- Exercise data:
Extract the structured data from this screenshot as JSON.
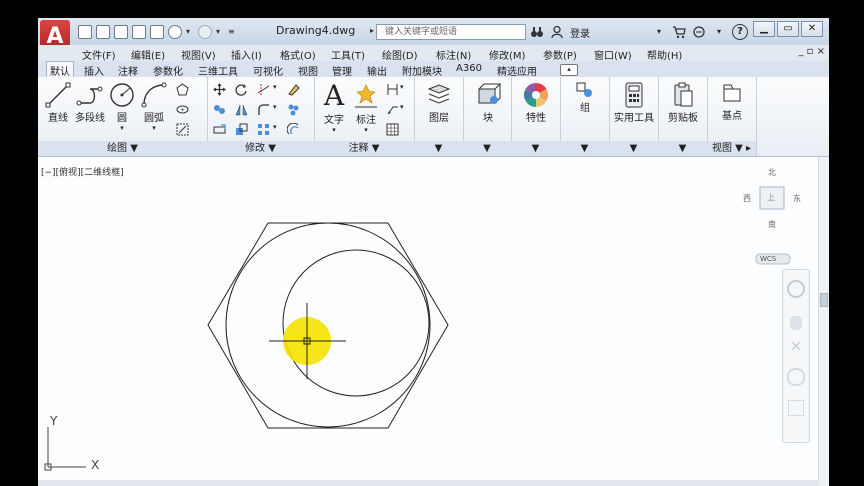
{
  "app": {
    "logo_letter": "A",
    "document_title": "Drawing4.dwg"
  },
  "search": {
    "placeholder": "键入关键字或短语"
  },
  "user": {
    "login_label": "登录"
  },
  "menu": {
    "items": [
      "文件(F)",
      "编辑(E)",
      "视图(V)",
      "插入(I)",
      "格式(O)",
      "工具(T)",
      "绘图(D)",
      "标注(N)",
      "修改(M)",
      "参数(P)",
      "窗口(W)",
      "帮助(H)"
    ],
    "right_controls": "_ ▫ ×"
  },
  "tabs": [
    "默认",
    "插入",
    "注释",
    "参数化",
    "三维工具",
    "可视化",
    "视图",
    "管理",
    "输出",
    "附加模块",
    "A360",
    "精选应用"
  ],
  "ribbon": {
    "draw": {
      "tools": [
        "直线",
        "多段线",
        "圆",
        "圆弧"
      ],
      "footer": "绘图 ▼"
    },
    "modify": {
      "footer": "修改 ▼"
    },
    "annotation": {
      "tools": [
        "文字",
        "标注"
      ],
      "footer": "注释 ▼"
    },
    "layers": {
      "label": "图层",
      "footer": "▼"
    },
    "block": {
      "label": "块",
      "footer": "▼"
    },
    "properties": {
      "label": "特性",
      "footer": "▼"
    },
    "groups": {
      "label": "组",
      "footer": "▼"
    },
    "utilities": {
      "label": "实用工具",
      "footer": "▼"
    },
    "clipboard": {
      "label": "剪贴板",
      "footer": "▼"
    },
    "view": {
      "label": "基点",
      "footer": "视图 ▼ ▸"
    }
  },
  "viewport": {
    "label": "[−][俯视][二维线框]",
    "viewcube": {
      "north": "北",
      "south": "南",
      "east": "东",
      "west": "西",
      "face": "上",
      "wcs": "WCS"
    },
    "ucs": {
      "x": "X",
      "y": "Y"
    }
  }
}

- Stated exercise: The entries above are to be returned exactly, without their pictures.

- Solution to the exercise:
Extract the structured data from this screenshot as JSON.
{
  "app": {
    "logo_letter": "A",
    "document_title": "Drawing4.dwg"
  },
  "search": {
    "placeholder": "键入关键字或短语"
  },
  "user": {
    "login_label": "登录"
  },
  "menu": {
    "items": [
      "文件(F)",
      "编辑(E)",
      "视图(V)",
      "插入(I)",
      "格式(O)",
      "工具(T)",
      "绘图(D)",
      "标注(N)",
      "修改(M)",
      "参数(P)",
      "窗口(W)",
      "帮助(H)"
    ],
    "right_controls": "_ ▫ ×"
  },
  "tabs": [
    "默认",
    "插入",
    "注释",
    "参数化",
    "三维工具",
    "可视化",
    "视图",
    "管理",
    "输出",
    "附加模块",
    "A360",
    "精选应用"
  ],
  "ribbon": {
    "draw": {
      "tools": [
        "直线",
        "多段线",
        "圆",
        "圆弧"
      ],
      "footer": "绘图 ▼"
    },
    "modify": {
      "footer": "修改 ▼"
    },
    "annotation": {
      "tools": [
        "文字",
        "标注"
      ],
      "footer": "注释 ▼"
    },
    "layers": {
      "label": "图层",
      "footer": "▼"
    },
    "block": {
      "label": "块",
      "footer": "▼"
    },
    "properties": {
      "label": "特性",
      "footer": "▼"
    },
    "groups": {
      "label": "组",
      "footer": "▼"
    },
    "utilities": {
      "label": "实用工具",
      "footer": "▼"
    },
    "clipboard": {
      "label": "剪贴板",
      "footer": "▼"
    },
    "view": {
      "label": "基点",
      "footer": "视图 ▼ ▸"
    }
  },
  "viewport": {
    "label": "[−][俯视][二维线框]",
    "viewcube": {
      "north": "北",
      "south": "南",
      "east": "东",
      "west": "西",
      "face": "上",
      "wcs": "WCS"
    },
    "ucs": {
      "x": "X",
      "y": "Y"
    }
  }
}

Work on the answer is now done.